[What is required] Quote every line of the material beneath this one.

— start of Supplied material —

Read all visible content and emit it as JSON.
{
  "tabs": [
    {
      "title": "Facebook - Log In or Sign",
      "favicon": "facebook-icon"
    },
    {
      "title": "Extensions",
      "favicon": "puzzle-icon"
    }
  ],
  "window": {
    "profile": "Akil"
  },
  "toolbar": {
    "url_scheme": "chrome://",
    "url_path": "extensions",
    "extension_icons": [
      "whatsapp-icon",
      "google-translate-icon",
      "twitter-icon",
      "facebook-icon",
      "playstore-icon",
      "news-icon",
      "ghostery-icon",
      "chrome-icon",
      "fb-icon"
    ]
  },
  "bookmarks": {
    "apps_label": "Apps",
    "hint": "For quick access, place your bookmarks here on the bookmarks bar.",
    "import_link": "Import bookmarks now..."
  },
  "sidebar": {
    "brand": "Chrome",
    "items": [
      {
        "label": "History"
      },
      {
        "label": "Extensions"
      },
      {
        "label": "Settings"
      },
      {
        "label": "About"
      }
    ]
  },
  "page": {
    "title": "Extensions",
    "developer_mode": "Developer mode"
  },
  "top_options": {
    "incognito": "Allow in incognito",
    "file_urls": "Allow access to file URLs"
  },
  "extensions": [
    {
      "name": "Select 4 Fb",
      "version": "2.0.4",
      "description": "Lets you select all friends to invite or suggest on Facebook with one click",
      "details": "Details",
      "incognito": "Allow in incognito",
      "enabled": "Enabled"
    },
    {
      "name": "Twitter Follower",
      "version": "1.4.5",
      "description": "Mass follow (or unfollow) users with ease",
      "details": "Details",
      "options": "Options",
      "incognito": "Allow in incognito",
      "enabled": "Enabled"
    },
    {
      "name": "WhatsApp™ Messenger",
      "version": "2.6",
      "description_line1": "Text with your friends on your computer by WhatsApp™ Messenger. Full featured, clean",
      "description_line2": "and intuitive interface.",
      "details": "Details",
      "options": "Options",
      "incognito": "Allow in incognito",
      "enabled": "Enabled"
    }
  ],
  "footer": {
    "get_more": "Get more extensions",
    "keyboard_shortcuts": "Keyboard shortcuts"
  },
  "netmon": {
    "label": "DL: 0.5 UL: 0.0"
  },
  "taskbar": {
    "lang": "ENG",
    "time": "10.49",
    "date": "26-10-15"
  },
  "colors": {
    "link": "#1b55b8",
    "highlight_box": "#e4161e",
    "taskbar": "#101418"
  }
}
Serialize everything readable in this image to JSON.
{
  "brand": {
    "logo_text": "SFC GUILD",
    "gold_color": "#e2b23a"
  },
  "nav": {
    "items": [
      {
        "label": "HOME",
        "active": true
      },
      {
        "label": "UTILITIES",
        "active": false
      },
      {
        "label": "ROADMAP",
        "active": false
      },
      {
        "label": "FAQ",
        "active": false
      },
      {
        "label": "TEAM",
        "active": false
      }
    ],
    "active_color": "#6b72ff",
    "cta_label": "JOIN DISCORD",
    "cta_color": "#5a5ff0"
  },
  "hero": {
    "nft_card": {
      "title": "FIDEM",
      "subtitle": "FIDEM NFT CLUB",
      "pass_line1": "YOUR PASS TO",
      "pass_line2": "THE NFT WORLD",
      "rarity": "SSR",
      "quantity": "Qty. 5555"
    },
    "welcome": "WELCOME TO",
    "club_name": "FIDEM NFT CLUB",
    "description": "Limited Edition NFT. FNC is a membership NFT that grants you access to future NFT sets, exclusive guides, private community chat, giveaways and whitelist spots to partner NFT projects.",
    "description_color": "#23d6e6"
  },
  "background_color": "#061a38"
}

— end of Supplied material —

[Complete response]
Read all visible content and emit it as JSON.
{
  "tabs": [
    {
      "title": "Facebook - Log In or Sign",
      "favicon": "facebook-icon"
    },
    {
      "title": "Extensions",
      "favicon": "puzzle-icon"
    }
  ],
  "window": {
    "profile": "Akil"
  },
  "toolbar": {
    "url_scheme": "chrome://",
    "url_path": "extensions",
    "extension_icons": [
      "whatsapp-icon",
      "google-translate-icon",
      "twitter-icon",
      "facebook-icon",
      "playstore-icon",
      "news-icon",
      "ghostery-icon",
      "chrome-icon",
      "fb-icon"
    ]
  },
  "bookmarks": {
    "apps_label": "Apps",
    "hint": "For quick access, place your bookmarks here on the bookmarks bar.",
    "import_link": "Import bookmarks now..."
  },
  "sidebar": {
    "brand": "Chrome",
    "items": [
      {
        "label": "History"
      },
      {
        "label": "Extensions"
      },
      {
        "label": "Settings"
      },
      {
        "label": "About"
      }
    ]
  },
  "page": {
    "title": "Extensions",
    "developer_mode": "Developer mode"
  },
  "top_options": {
    "incognito": "Allow in incognito",
    "file_urls": "Allow access to file URLs"
  },
  "extensions": [
    {
      "name": "Select 4 Fb",
      "version": "2.0.4",
      "description": "Lets you select all friends to invite or suggest on Facebook with one click",
      "details": "Details",
      "incognito": "Allow in incognito",
      "enabled": "Enabled"
    },
    {
      "name": "Twitter Follower",
      "version": "1.4.5",
      "description": "Mass follow (or unfollow) users with ease",
      "details": "Details",
      "options": "Options",
      "incognito": "Allow in incognito",
      "enabled": "Enabled"
    },
    {
      "name": "WhatsApp™ Messenger",
      "version": "2.6",
      "description_line1": "Text with your friends on your computer by WhatsApp™ Messenger. Full featured, clean",
      "description_line2": "and intuitive interface.",
      "details": "Details",
      "options": "Options",
      "incognito": "Allow in incognito",
      "enabled": "Enabled"
    }
  ],
  "footer": {
    "get_more": "Get more extensions",
    "keyboard_shortcuts": "Keyboard shortcuts"
  },
  "netmon": {
    "label": "DL: 0.5 UL: 0.0"
  },
  "taskbar": {
    "lang": "ENG",
    "time": "10.49",
    "date": "26-10-15"
  },
  "colors": {
    "link": "#1b55b8",
    "highlight_box": "#e4161e",
    "taskbar": "#101418"
  }
}
Serialize everything readable in this image to JSON.
{
  "brand": {
    "logo_text": "SFC GUILD",
    "gold_color": "#e2b23a"
  },
  "nav": {
    "items": [
      {
        "label": "HOME",
        "active": true
      },
      {
        "label": "UTILITIES",
        "active": false
      },
      {
        "label": "ROADMAP",
        "active": false
      },
      {
        "label": "FAQ",
        "active": false
      },
      {
        "label": "TEAM",
        "active": false
      }
    ],
    "active_color": "#6b72ff",
    "cta_label": "JOIN DISCORD",
    "cta_color": "#5a5ff0"
  },
  "hero": {
    "nft_card": {
      "title": "FIDEM",
      "subtitle": "FIDEM NFT CLUB",
      "pass_line1": "YOUR PASS TO",
      "pass_line2": "THE NFT WORLD",
      "rarity": "SSR",
      "quantity": "Qty. 5555"
    },
    "welcome": "WELCOME TO",
    "club_name": "FIDEM NFT CLUB",
    "description": "Limited Edition NFT. FNC is a membership NFT that grants you access to future NFT sets, exclusive guides, private community chat, giveaways and whitelist spots to partner NFT projects.",
    "description_color": "#23d6e6"
  },
  "background_color": "#061a38"
}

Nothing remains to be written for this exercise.